>>>

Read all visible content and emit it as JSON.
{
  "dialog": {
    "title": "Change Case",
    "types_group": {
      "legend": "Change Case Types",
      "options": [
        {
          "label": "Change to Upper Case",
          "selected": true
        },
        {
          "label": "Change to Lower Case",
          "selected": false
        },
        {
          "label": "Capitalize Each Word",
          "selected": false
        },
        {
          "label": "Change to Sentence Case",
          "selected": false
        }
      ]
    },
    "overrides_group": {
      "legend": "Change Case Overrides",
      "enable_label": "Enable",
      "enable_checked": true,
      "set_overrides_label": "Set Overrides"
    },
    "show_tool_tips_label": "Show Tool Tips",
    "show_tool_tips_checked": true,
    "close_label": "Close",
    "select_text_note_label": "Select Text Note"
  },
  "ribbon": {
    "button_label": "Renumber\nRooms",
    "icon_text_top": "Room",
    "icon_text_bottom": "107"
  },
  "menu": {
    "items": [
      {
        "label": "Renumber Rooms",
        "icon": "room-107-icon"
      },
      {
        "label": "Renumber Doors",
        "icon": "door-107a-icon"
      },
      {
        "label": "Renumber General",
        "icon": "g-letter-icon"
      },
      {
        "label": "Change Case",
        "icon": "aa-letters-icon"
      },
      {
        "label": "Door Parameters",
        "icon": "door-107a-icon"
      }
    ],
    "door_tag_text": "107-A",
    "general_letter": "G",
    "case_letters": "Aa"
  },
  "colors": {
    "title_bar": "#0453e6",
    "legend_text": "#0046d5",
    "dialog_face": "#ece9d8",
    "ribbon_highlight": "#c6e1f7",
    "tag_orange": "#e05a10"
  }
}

<<<

= GIVEN PROBLEM =
Your task is to repeat every line exactly.

= SOLUTION TO THIS EXERCISE =
Read all visible content and emit it as JSON.
{
  "dialog": {
    "title": "Change Case",
    "types_group": {
      "legend": "Change Case Types",
      "options": [
        {
          "label": "Change to Upper Case",
          "selected": true
        },
        {
          "label": "Change to Lower Case",
          "selected": false
        },
        {
          "label": "Capitalize Each Word",
          "selected": false
        },
        {
          "label": "Change to Sentence Case",
          "selected": false
        }
      ]
    },
    "overrides_group": {
      "legend": "Change Case Overrides",
      "enable_label": "Enable",
      "enable_checked": true,
      "set_overrides_label": "Set Overrides"
    },
    "show_tool_tips_label": "Show Tool Tips",
    "show_tool_tips_checked": true,
    "close_label": "Close",
    "select_text_note_label": "Select Text Note"
  },
  "ribbon": {
    "button_label": "Renumber\nRooms",
    "icon_text_top": "Room",
    "icon_text_bottom": "107"
  },
  "menu": {
    "items": [
      {
        "label": "Renumber Rooms",
        "icon": "room-107-icon"
      },
      {
        "label": "Renumber Doors",
        "icon": "door-107a-icon"
      },
      {
        "label": "Renumber General",
        "icon": "g-letter-icon"
      },
      {
        "label": "Change Case",
        "icon": "aa-letters-icon"
      },
      {
        "label": "Door Parameters",
        "icon": "door-107a-icon"
      }
    ],
    "door_tag_text": "107-A",
    "general_letter": "G",
    "case_letters": "Aa"
  },
  "colors": {
    "title_bar": "#0453e6",
    "legend_text": "#0046d5",
    "dialog_face": "#ece9d8",
    "ribbon_highlight": "#c6e1f7",
    "tag_orange": "#e05a10"
  }
}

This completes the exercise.